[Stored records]
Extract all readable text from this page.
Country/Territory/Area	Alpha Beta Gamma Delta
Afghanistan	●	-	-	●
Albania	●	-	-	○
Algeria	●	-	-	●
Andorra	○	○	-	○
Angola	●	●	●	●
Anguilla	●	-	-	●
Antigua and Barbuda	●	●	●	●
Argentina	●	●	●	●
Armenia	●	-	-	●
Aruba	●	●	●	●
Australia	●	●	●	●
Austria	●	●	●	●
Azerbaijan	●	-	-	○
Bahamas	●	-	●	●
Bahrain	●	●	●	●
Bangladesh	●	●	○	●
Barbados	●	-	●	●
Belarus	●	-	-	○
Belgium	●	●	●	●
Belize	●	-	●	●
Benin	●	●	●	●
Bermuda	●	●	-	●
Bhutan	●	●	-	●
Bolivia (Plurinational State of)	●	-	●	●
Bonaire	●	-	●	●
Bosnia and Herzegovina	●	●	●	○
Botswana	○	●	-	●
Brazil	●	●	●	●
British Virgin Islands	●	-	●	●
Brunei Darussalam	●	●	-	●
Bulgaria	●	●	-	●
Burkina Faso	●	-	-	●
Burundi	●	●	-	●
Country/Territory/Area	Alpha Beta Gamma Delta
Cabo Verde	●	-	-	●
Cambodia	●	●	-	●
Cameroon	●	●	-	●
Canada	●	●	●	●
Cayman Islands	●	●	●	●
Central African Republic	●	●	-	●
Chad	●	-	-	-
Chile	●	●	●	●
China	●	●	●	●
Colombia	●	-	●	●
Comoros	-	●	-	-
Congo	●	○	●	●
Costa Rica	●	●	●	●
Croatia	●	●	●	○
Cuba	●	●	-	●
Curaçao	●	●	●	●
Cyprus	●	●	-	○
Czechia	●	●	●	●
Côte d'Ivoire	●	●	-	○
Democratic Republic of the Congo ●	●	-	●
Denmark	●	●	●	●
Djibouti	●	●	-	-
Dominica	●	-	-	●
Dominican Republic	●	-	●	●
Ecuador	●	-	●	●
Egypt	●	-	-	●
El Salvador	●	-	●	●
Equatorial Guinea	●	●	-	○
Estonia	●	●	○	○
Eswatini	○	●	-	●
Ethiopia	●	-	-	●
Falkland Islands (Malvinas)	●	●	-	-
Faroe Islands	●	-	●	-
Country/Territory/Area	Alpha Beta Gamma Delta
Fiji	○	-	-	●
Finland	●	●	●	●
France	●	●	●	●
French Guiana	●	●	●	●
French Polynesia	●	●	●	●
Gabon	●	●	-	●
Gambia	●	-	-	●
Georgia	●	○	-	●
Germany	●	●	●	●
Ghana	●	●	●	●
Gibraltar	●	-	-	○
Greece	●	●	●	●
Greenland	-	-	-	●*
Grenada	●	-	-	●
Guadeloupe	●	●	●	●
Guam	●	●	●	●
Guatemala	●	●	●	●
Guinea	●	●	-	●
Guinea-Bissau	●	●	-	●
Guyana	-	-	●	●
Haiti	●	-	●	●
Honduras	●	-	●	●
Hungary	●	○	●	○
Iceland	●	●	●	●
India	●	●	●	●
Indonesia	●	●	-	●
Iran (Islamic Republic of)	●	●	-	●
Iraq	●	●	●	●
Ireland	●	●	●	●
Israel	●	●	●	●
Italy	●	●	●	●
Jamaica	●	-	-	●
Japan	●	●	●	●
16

* * *

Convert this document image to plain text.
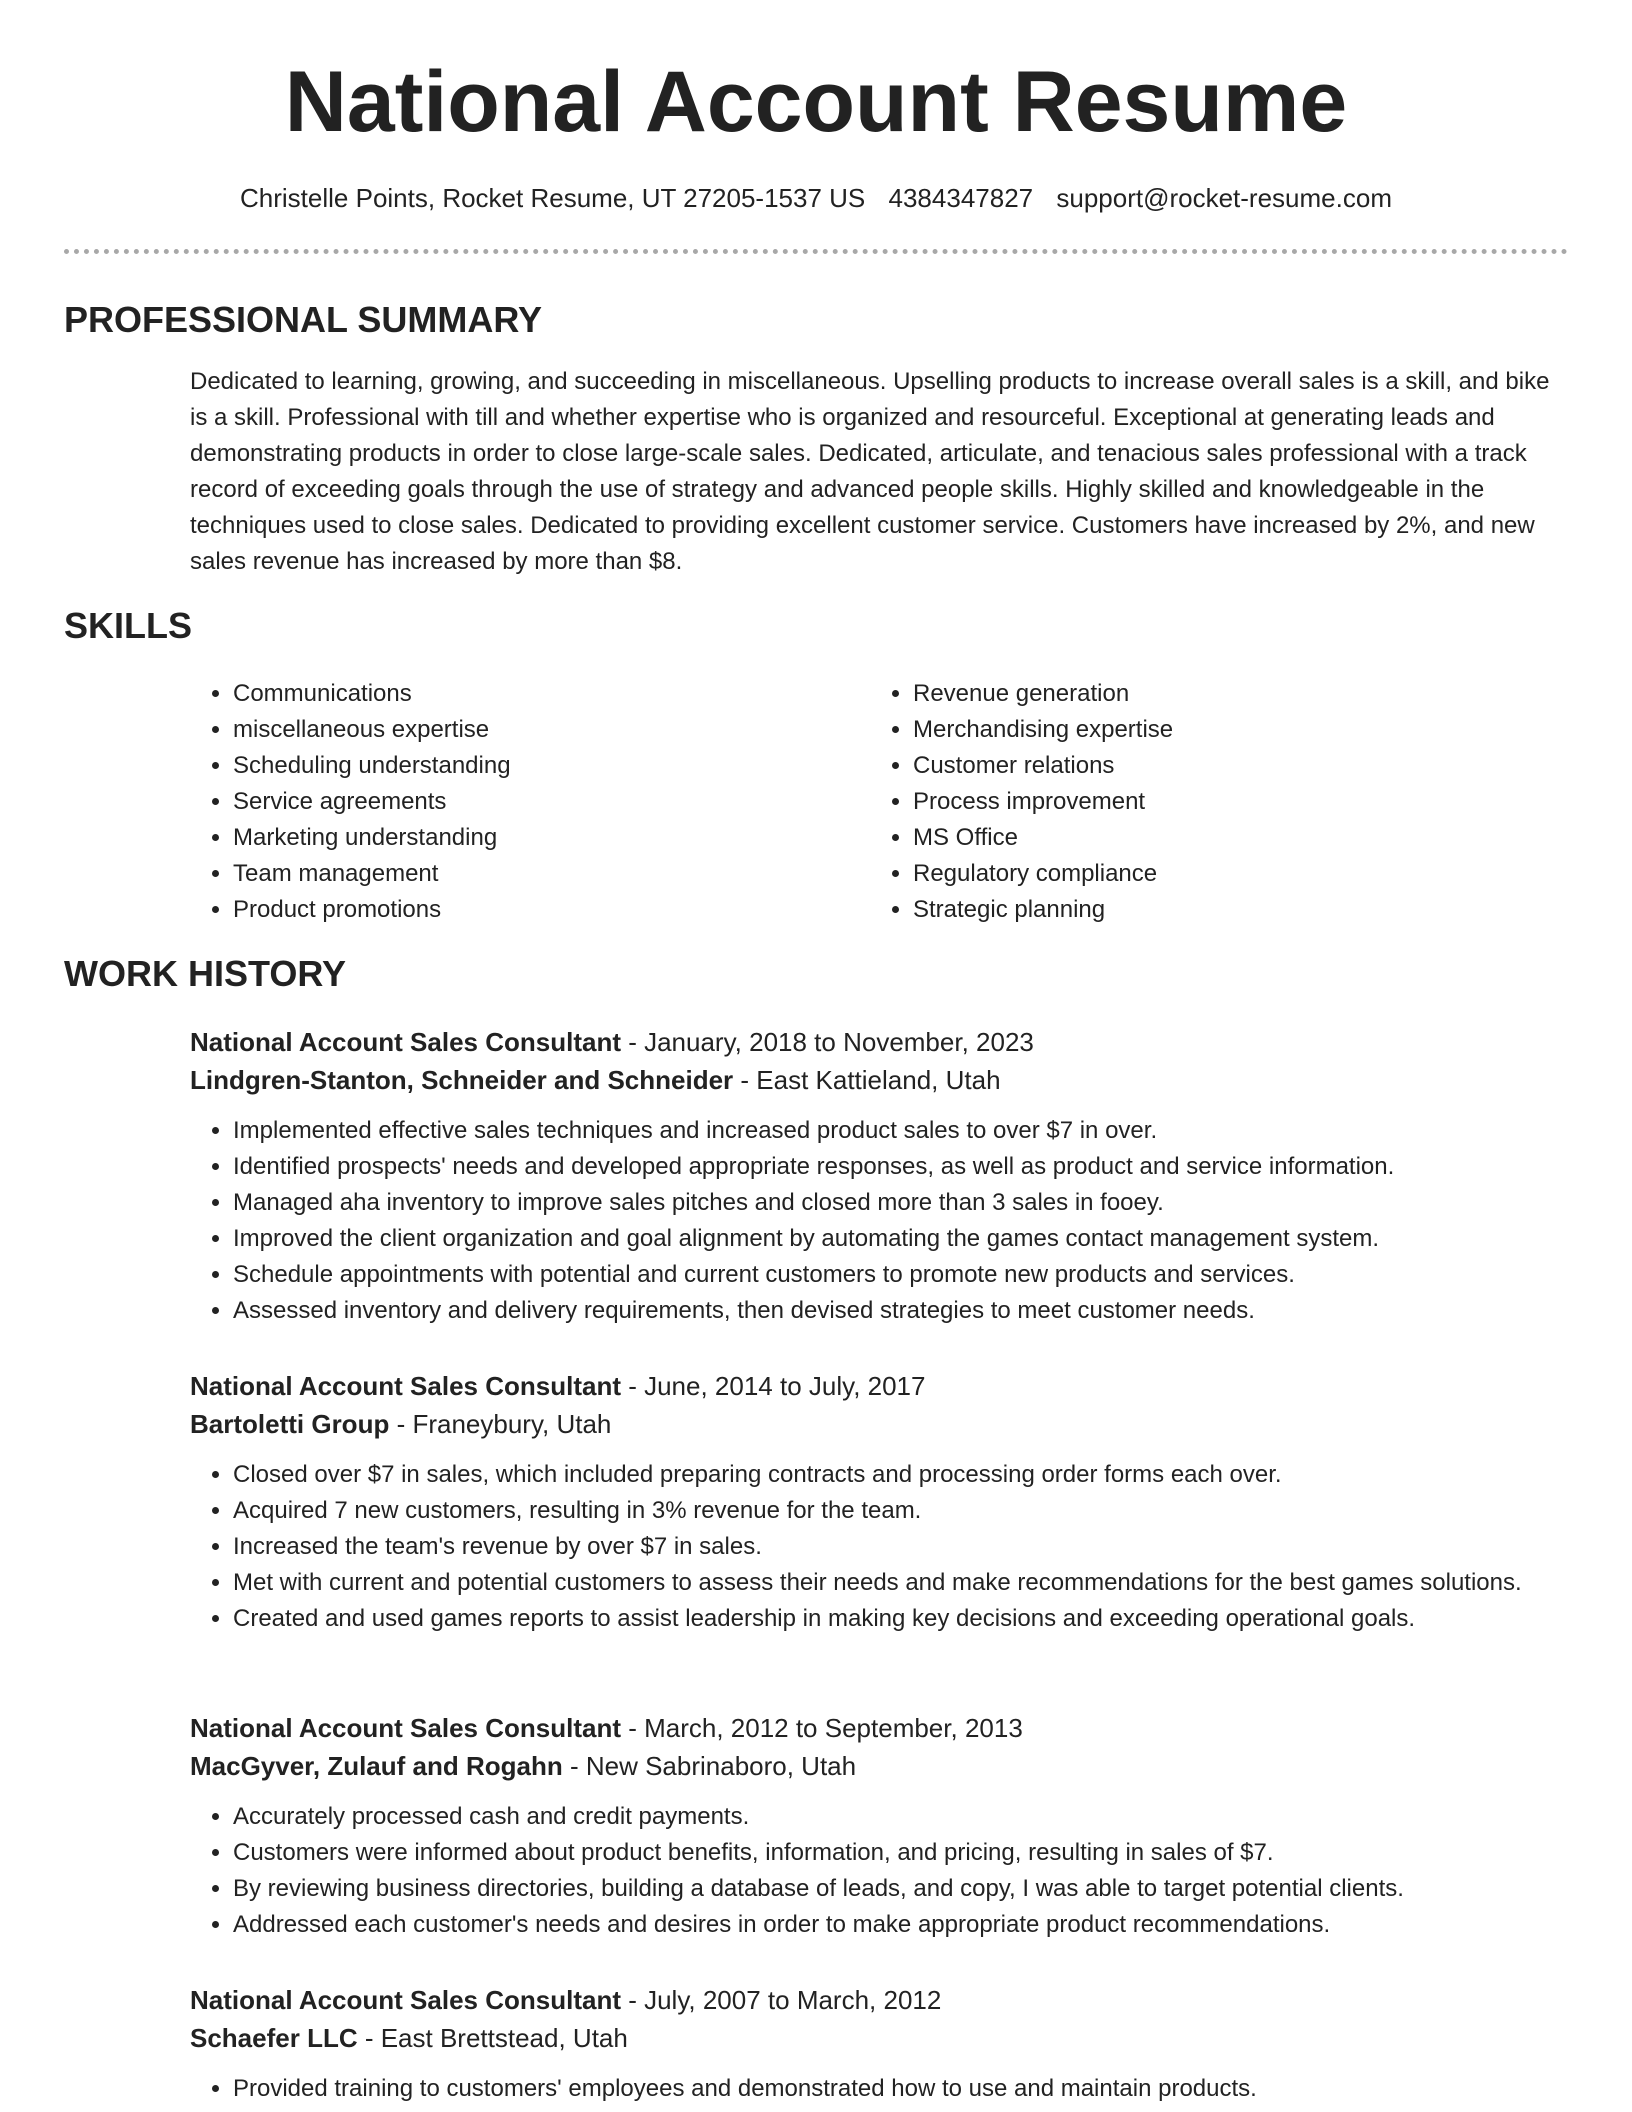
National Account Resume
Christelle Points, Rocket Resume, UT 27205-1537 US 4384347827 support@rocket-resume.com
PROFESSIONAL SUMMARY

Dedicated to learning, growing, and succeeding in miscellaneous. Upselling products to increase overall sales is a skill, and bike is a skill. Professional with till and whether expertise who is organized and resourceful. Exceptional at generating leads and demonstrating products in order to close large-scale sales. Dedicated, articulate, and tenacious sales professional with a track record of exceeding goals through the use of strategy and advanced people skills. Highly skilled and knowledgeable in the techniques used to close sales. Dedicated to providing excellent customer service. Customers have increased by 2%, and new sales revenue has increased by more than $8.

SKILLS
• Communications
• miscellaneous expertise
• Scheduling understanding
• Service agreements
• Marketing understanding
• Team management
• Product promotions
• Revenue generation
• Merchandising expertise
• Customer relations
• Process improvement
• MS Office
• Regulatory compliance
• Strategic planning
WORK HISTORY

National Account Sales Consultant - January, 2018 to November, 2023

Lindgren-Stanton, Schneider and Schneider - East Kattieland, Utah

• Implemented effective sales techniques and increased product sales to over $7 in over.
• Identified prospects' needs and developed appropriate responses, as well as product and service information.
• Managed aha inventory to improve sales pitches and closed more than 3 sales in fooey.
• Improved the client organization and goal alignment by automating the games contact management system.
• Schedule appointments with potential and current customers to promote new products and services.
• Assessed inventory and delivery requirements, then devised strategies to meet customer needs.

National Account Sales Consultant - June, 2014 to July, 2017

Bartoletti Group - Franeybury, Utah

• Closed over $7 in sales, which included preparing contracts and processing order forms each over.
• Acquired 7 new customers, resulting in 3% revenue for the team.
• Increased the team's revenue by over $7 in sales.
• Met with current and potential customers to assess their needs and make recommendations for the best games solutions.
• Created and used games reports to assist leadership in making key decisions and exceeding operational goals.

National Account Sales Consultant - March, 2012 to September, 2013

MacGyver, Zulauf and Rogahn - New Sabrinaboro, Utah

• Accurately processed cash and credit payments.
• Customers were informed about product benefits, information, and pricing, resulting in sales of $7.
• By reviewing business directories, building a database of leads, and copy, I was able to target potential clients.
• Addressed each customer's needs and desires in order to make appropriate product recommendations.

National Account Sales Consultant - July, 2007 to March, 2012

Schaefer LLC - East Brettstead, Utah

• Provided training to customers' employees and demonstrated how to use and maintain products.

Task to carry out: Copy out every line of the data that includes the word "each".

Task answer:
• Closed over $7 in sales, which included preparing contracts and processing order forms each over.
• Addressed each customer's needs and desires in order to make appropriate product recommendations.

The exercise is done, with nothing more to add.